Required task:
Work through the data line by line, gathering every line that has the word "необходимо".

Records shown:
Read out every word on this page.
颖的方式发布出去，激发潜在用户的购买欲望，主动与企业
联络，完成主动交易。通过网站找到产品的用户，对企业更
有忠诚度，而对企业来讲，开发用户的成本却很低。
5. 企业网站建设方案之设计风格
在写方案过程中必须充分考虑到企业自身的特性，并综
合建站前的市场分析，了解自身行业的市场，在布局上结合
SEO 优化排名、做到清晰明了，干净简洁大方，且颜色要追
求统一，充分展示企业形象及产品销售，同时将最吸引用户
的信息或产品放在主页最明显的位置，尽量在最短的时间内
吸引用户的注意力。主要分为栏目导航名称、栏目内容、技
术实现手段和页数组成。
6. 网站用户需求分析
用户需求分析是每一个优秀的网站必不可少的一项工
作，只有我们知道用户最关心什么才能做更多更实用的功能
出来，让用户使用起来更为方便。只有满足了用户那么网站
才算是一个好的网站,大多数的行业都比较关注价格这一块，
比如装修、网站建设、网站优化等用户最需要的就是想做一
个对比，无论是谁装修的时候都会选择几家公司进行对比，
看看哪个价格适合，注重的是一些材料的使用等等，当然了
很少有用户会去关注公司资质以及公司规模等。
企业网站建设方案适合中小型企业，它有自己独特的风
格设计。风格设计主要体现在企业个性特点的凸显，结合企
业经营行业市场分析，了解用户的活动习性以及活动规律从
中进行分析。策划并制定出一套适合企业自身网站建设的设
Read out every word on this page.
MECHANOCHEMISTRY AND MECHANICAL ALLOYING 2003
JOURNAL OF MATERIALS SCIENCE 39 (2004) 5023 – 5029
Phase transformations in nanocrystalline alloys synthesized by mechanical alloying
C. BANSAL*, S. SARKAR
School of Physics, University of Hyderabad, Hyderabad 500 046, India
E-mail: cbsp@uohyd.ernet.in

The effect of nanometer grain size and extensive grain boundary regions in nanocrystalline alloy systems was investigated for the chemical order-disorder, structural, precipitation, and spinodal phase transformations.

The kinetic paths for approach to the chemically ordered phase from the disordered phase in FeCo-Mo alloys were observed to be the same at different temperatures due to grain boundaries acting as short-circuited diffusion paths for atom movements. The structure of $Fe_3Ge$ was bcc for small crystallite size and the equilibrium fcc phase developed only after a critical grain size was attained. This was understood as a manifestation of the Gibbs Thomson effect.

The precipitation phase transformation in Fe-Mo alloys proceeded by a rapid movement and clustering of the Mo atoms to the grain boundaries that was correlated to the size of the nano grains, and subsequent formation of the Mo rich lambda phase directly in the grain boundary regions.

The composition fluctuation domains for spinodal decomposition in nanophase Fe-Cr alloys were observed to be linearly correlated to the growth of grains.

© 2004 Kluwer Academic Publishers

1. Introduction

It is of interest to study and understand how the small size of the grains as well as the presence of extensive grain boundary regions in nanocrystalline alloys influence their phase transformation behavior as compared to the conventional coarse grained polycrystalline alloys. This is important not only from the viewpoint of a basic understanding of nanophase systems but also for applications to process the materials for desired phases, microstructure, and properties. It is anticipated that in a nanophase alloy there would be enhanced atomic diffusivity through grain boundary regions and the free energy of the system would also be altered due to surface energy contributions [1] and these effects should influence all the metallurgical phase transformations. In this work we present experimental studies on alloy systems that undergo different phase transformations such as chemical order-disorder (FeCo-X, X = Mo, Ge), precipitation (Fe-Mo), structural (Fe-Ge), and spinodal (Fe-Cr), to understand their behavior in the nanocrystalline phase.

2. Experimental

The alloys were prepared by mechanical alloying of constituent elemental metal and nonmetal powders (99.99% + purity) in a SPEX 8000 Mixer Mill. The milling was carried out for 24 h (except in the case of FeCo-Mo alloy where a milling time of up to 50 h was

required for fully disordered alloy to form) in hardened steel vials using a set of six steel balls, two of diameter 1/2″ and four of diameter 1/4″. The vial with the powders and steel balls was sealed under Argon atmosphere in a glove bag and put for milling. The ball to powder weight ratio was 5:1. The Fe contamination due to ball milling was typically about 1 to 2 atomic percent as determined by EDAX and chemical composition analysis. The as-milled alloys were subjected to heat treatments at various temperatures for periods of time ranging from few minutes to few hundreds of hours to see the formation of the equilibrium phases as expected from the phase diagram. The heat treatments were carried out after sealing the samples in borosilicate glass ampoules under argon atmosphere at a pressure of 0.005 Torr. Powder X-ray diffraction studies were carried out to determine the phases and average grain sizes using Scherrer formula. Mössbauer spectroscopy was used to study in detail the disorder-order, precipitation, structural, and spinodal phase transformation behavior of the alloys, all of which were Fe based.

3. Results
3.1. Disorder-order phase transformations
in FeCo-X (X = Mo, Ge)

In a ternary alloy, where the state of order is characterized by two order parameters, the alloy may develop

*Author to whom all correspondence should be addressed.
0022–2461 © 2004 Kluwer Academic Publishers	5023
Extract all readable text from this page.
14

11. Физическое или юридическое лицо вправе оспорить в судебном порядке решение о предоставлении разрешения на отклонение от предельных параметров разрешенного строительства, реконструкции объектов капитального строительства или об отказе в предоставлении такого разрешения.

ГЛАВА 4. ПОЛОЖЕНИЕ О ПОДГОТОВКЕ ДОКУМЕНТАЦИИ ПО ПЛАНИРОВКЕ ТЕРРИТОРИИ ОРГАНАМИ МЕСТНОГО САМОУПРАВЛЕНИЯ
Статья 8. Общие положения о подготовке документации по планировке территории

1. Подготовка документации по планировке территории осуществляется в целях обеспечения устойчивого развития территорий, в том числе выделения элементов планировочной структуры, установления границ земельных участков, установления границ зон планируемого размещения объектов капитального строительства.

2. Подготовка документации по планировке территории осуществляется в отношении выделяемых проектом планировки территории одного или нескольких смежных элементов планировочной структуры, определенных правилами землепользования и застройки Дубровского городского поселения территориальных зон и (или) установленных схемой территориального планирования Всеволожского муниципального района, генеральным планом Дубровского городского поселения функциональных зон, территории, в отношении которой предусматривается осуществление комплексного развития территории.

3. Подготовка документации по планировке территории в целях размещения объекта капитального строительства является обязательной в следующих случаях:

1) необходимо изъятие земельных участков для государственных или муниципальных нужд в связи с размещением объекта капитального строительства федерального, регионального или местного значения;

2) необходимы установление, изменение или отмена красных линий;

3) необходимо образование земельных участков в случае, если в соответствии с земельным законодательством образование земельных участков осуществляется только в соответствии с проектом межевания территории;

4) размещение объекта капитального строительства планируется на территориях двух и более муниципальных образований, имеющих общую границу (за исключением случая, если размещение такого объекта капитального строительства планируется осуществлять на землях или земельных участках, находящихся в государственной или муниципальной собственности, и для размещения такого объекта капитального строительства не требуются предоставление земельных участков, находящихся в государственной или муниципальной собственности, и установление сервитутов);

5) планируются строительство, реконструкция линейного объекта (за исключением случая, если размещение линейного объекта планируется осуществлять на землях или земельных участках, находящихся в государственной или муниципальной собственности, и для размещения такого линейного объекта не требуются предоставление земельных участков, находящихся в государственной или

Result for this exercise:
1) необходимо изъятие земельных участков для государственных или муниципальных нужд в связи с размещением объекта капитального строительства федерального, регионального или местного значения;
3) необходимо образование земельных участков в случае, если в соответствии с земельным законодательством образование земельных участков осуществляется только в соответствии с проектом межевания территории;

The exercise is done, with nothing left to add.